Count every line of the listing where the string "Санкт" occurs, and reply with the count alone.

**** Listing ****

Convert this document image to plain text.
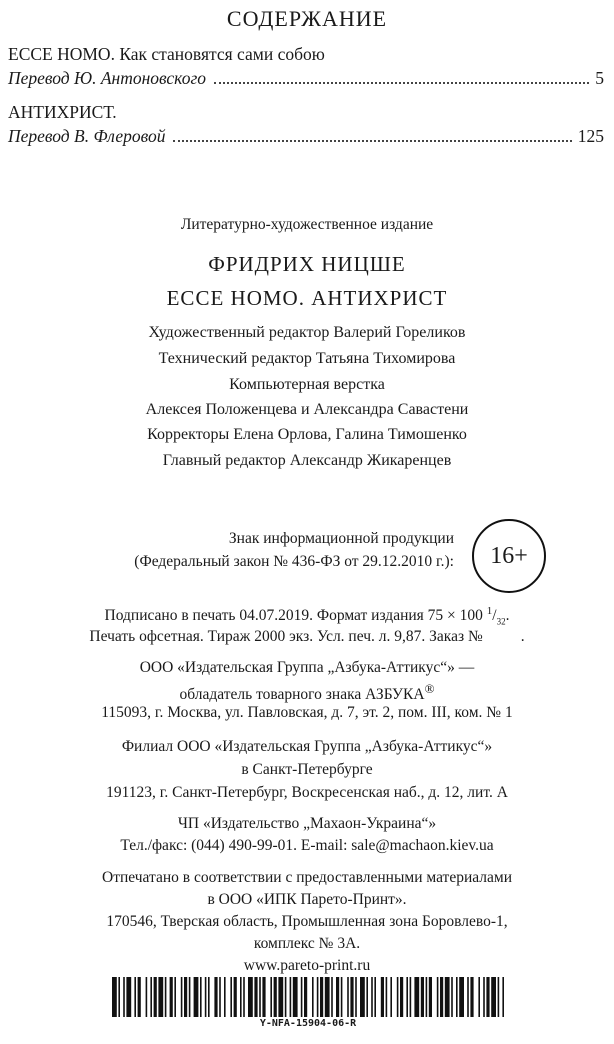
СОДЕРЖАНИЕ
ECCE HOMO. Как становятся сами собою
Перевод Ю. Антоновского	5
АНТИХРИСТ.
Перевод В. Флеровой	125
Литературно-художественное издание
ФРИДРИХ НИЦШЕ
ECCE HOMO. АНТИХРИСТ
Художественный редактор Валерий Гореликов
Технический редактор Татьяна Тихомирова
Компьютерная верстка
Алексея Положенцева и Александра Савастени
Корректоры Елена Орлова, Галина Тимошенко
Главный редактор Александр Жикаренцев
Знак информационной продукции
(Федеральный закон № 436-ФЗ от 29.12.2010 г.):	16+
Подписано в печать 04.07.2019. Формат издания 75 × 100 $^1/_{32}$.
Печать офсетная. Тираж 2000 экз. Усл. печ. л. 9,87. Заказ № .
ООО «Издательская Группа „Азбука-Аттикус“» —
обладатель товарного знака АЗБУКА®
115093, г. Москва, ул. Павловская, д. 7, эт. 2, пом. III, ком. № 1
Филиал ООО «Издательская Группа „Азбука-Аттикус“»
в Санкт-Петербурге
191123, г. Санкт-Петербург, Воскресенская наб., д. 12, лит. А
ЧП «Издательство „Махаон-Украина“»
Тел./факс: (044) 490-99-01. E-mail: sale@machaon.kiev.ua
Отпечатано в соответствии с предоставленными материалами
в ООО «ИПК Парето-Принт».
170546, Тверская область, Промышленная зона Боровлево-1,
комплекс № 3А.
www.pareto-print.ru
Y-NFA-15904-06-R
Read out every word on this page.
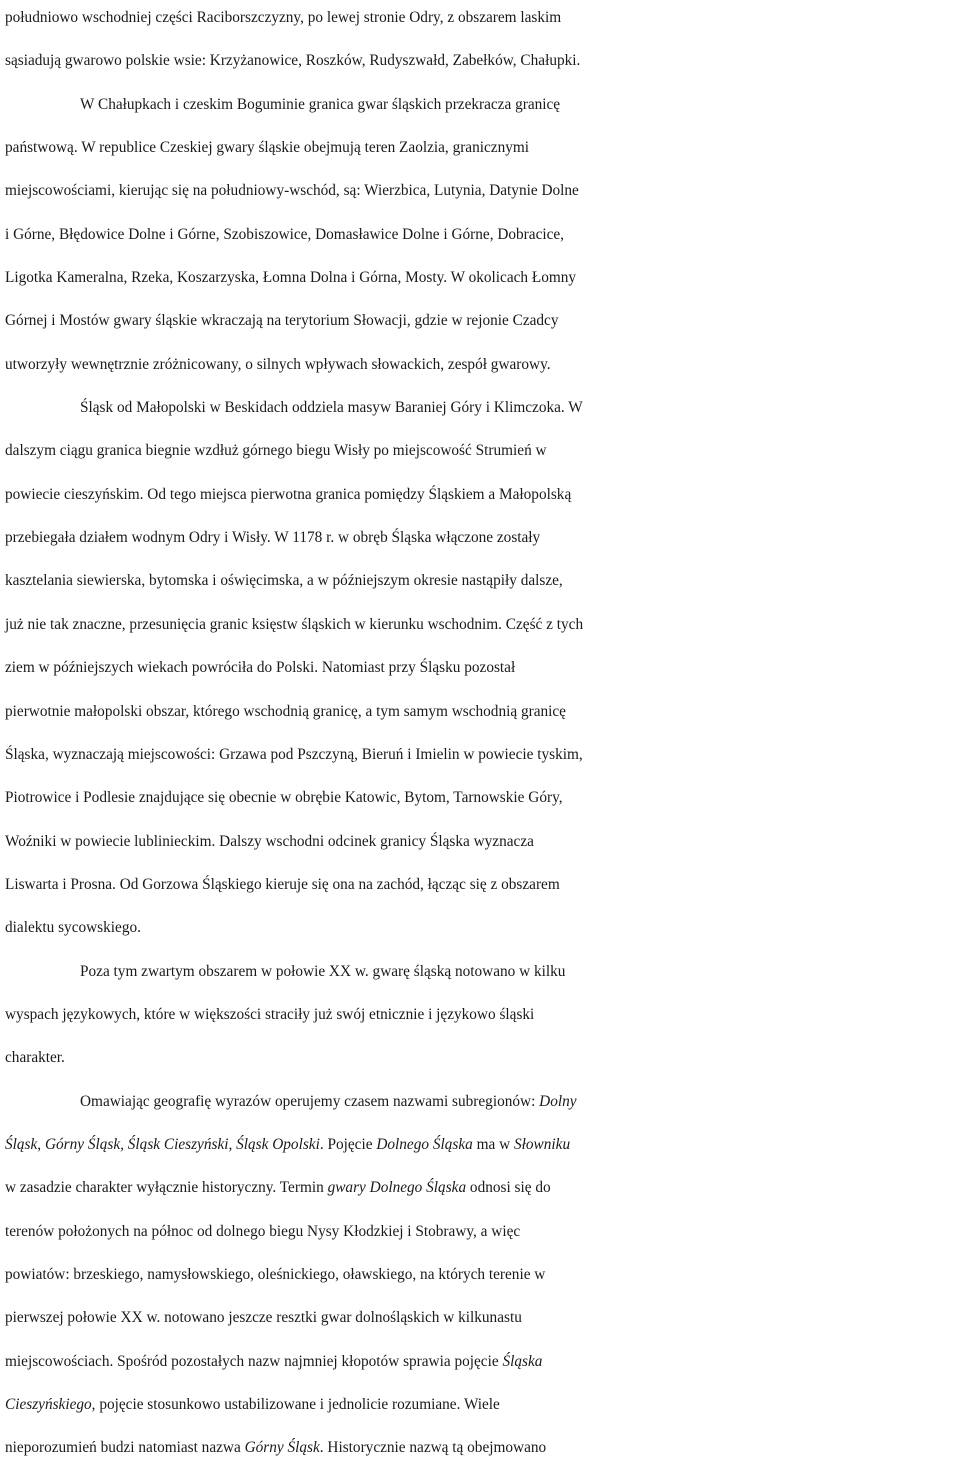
południowo wschodniej części Raciborszczyzny, po lewej stronie Odry, z obszarem laskim
sąsiadują gwarowo polskie wsie: Krzyżanowice, Roszków, Rudyszwałd, Zabełków, Chałupki.
W Chałupkach i czeskim Boguminie granica gwar śląskich przekracza granicę
państwową. W republice Czeskiej gwary śląskie obejmują teren Zaolzia, granicznymi
miejscowościami, kierując się na południowy-wschód, są: Wierzbica, Lutynia, Datynie Dolne
i Górne, Błędowice Dolne i Górne, Szobiszowice, Domasławice Dolne i Górne, Dobracice,
Ligotka Kameralna, Rzeka, Koszarzyska, Łomna Dolna i Górna, Mosty. W okolicach Łomny
Górnej i Mostów gwary śląskie wkraczają na terytorium Słowacji, gdzie w rejonie Czadcy
utworzyły wewnętrznie zróżnicowany, o silnych wpływach słowackich, zespół gwarowy.
Śląsk od Małopolski w Beskidach oddziela masyw Baraniej Góry i Klimczoka. W
dalszym ciągu granica biegnie wzdłuż górnego biegu Wisły po miejscowość Strumień w
powiecie cieszyńskim. Od tego miejsca pierwotna granica pomiędzy Śląskiem a Małopolską
przebiegała działem wodnym Odry i Wisły. W 1178 r. w obręb Śląska włączone zostały
kasztelania siewierska, bytomska i oświęcimska, a w późniejszym okresie nastąpiły dalsze,
już nie tak znaczne, przesunięcia granic księstw śląskich w kierunku wschodnim. Część z tych
ziem w późniejszych wiekach powróciła do Polski. Natomiast przy Śląsku pozostał
pierwotnie małopolski obszar, którego wschodnią granicę, a tym samym wschodnią granicę
Śląska, wyznaczają miejscowości: Grzawa pod Pszczyną, Bieruń i Imielin w powiecie tyskim,
Piotrowice i Podlesie znajdujące się obecnie w obrębie Katowic, Bytom, Tarnowskie Góry,
Woźniki w powiecie lublinieckim. Dalszy wschodni odcinek granicy Śląska wyznacza
Liswarta i Prosna. Od Gorzowa Śląskiego kieruje się ona na zachód, łącząc się z obszarem
dialektu sycowskiego.
Poza tym zwartym obszarem w połowie XX w. gwarę śląską notowano w kilku
wyspach językowych, które w większości straciły już swój etnicznie i językowo śląski
charakter.
Omawiając geografię wyrazów operujemy czasem nazwami subregionów: Dolny
Śląsk, Górny Śląsk, Śląsk Cieszyński, Śląsk Opolski. Pojęcie Dolnego Śląska ma w Słowniku
w zasadzie charakter wyłącznie historyczny. Termin gwary Dolnego Śląska odnosi się do
terenów położonych na północ od dolnego biegu Nysy Kłodzkiej i Stobrawy, a więc
powiatów: brzeskiego, namysłowskiego, oleśnickiego, oławskiego, na których terenie w
pierwszej połowie XX w. notowano jeszcze resztki gwar dolnośląskich w kilkunastu
miejscowościach. Spośród pozostałych nazw najmniej kłopotów sprawia pojęcie Śląska
Cieszyńskiego, pojęcie stosunkowo ustabilizowane i jednolicie rozumiane. Wiele
nieporozumień budzi natomiast nazwa Górny Śląsk. Historycznie nazwą tą obejmowano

****

▸ **Task response**:
2